**** Data shown ****

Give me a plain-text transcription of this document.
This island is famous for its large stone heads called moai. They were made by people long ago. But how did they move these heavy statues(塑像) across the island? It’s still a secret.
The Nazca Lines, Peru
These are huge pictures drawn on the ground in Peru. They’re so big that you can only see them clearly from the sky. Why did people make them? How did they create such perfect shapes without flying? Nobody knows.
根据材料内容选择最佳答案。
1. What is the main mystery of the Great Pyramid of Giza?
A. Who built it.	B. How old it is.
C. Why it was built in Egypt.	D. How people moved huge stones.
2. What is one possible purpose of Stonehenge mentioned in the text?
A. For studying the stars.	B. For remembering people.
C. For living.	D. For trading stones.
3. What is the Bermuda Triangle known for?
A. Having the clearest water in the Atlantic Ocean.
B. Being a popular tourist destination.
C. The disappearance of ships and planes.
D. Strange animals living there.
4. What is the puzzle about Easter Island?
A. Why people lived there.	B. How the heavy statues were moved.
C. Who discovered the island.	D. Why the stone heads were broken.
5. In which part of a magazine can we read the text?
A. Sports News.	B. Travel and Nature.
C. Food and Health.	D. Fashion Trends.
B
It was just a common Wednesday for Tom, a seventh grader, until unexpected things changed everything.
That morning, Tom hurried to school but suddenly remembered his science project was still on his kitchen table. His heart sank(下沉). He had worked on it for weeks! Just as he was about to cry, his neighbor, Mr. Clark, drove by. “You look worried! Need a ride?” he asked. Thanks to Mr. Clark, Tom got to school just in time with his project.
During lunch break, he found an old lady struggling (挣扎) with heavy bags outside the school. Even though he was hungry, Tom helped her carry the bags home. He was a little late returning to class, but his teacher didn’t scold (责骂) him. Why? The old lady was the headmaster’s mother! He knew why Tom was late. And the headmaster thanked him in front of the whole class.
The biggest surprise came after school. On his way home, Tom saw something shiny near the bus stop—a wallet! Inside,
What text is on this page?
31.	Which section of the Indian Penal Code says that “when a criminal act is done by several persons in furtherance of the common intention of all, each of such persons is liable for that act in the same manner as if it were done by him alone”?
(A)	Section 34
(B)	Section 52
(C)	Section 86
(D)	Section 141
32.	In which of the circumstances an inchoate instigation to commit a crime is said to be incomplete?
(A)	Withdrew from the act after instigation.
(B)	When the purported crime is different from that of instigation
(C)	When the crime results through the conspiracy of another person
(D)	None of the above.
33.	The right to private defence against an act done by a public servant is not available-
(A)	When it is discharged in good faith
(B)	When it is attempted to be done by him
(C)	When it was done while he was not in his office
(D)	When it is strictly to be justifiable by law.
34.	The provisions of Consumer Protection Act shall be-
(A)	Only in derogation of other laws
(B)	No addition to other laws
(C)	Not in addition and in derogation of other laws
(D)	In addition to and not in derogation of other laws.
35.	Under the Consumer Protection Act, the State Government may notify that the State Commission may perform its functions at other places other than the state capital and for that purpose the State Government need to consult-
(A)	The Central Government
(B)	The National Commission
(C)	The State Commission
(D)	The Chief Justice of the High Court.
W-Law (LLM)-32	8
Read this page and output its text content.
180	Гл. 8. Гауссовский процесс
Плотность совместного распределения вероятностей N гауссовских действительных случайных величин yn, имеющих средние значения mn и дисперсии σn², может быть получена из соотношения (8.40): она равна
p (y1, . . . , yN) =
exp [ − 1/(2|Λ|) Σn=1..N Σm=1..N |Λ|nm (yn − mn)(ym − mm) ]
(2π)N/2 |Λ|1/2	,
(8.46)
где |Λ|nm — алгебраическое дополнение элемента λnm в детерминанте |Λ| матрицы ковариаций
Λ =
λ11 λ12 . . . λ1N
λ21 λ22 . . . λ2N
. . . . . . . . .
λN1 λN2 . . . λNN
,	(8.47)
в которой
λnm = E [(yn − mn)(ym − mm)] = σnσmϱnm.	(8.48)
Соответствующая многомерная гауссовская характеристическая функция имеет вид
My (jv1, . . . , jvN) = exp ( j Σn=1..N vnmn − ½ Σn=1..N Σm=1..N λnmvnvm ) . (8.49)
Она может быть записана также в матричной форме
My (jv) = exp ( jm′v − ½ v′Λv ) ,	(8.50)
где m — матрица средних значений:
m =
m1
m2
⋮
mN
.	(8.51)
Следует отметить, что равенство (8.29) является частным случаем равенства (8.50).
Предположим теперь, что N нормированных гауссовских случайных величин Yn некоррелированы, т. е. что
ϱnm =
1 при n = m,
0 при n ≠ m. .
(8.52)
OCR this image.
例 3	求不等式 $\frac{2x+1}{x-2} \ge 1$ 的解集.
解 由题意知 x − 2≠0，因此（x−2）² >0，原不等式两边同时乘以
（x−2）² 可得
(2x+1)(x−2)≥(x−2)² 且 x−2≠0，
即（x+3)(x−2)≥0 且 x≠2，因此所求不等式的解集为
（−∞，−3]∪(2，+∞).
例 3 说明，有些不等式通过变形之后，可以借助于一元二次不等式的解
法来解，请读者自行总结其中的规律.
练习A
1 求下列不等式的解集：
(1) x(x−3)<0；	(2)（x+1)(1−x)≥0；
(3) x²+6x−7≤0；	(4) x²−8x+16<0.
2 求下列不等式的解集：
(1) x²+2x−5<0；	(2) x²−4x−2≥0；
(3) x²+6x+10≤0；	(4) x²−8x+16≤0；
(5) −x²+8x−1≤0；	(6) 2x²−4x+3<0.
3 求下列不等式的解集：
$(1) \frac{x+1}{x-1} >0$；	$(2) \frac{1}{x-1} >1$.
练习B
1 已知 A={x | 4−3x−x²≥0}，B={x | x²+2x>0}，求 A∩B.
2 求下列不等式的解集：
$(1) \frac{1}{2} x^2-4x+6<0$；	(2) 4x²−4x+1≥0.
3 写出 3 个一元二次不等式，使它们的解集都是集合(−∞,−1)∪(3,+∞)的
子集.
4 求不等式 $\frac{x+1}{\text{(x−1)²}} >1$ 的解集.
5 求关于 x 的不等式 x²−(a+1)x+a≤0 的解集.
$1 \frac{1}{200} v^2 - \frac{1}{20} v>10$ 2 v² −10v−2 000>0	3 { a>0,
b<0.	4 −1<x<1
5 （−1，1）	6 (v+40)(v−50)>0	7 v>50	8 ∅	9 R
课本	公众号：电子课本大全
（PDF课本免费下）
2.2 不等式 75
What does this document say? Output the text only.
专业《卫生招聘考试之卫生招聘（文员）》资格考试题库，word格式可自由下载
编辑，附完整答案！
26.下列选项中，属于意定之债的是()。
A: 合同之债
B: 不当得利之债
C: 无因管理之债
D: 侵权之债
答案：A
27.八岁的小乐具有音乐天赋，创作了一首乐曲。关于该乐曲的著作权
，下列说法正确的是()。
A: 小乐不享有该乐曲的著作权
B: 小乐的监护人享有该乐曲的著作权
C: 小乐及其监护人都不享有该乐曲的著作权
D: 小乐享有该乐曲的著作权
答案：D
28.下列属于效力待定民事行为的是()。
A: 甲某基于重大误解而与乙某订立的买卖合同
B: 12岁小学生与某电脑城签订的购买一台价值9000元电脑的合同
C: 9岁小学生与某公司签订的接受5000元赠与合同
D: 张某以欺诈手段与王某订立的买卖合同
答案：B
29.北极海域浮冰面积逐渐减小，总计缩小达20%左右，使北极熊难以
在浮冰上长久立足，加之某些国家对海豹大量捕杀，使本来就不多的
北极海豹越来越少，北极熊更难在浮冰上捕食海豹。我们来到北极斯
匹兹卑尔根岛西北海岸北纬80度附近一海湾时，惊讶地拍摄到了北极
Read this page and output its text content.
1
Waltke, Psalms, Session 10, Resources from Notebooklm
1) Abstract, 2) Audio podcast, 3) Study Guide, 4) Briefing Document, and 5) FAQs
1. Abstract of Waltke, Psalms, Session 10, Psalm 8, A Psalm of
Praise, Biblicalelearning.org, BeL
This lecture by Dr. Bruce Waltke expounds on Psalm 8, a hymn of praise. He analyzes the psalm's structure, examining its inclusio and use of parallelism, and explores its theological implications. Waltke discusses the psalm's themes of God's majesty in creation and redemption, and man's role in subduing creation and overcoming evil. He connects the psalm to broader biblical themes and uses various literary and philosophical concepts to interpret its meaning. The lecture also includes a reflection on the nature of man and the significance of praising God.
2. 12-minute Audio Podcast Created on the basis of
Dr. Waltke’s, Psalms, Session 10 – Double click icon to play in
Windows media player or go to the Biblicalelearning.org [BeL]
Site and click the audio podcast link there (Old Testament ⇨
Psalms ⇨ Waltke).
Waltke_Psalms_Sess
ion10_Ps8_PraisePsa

****

◆ Written task
Spot every line that holds "common" and copy it.

◆ Exercise result
It was just a common Wednesday for Tom, a seventh grader, until unexpected things changed everything.
31.	Which section of the Indian Penal Code says that “when a criminal act is done by several persons in furtherance of the common intention of all, each of such persons is liable for that act in the same manner as if it were done by him alone”?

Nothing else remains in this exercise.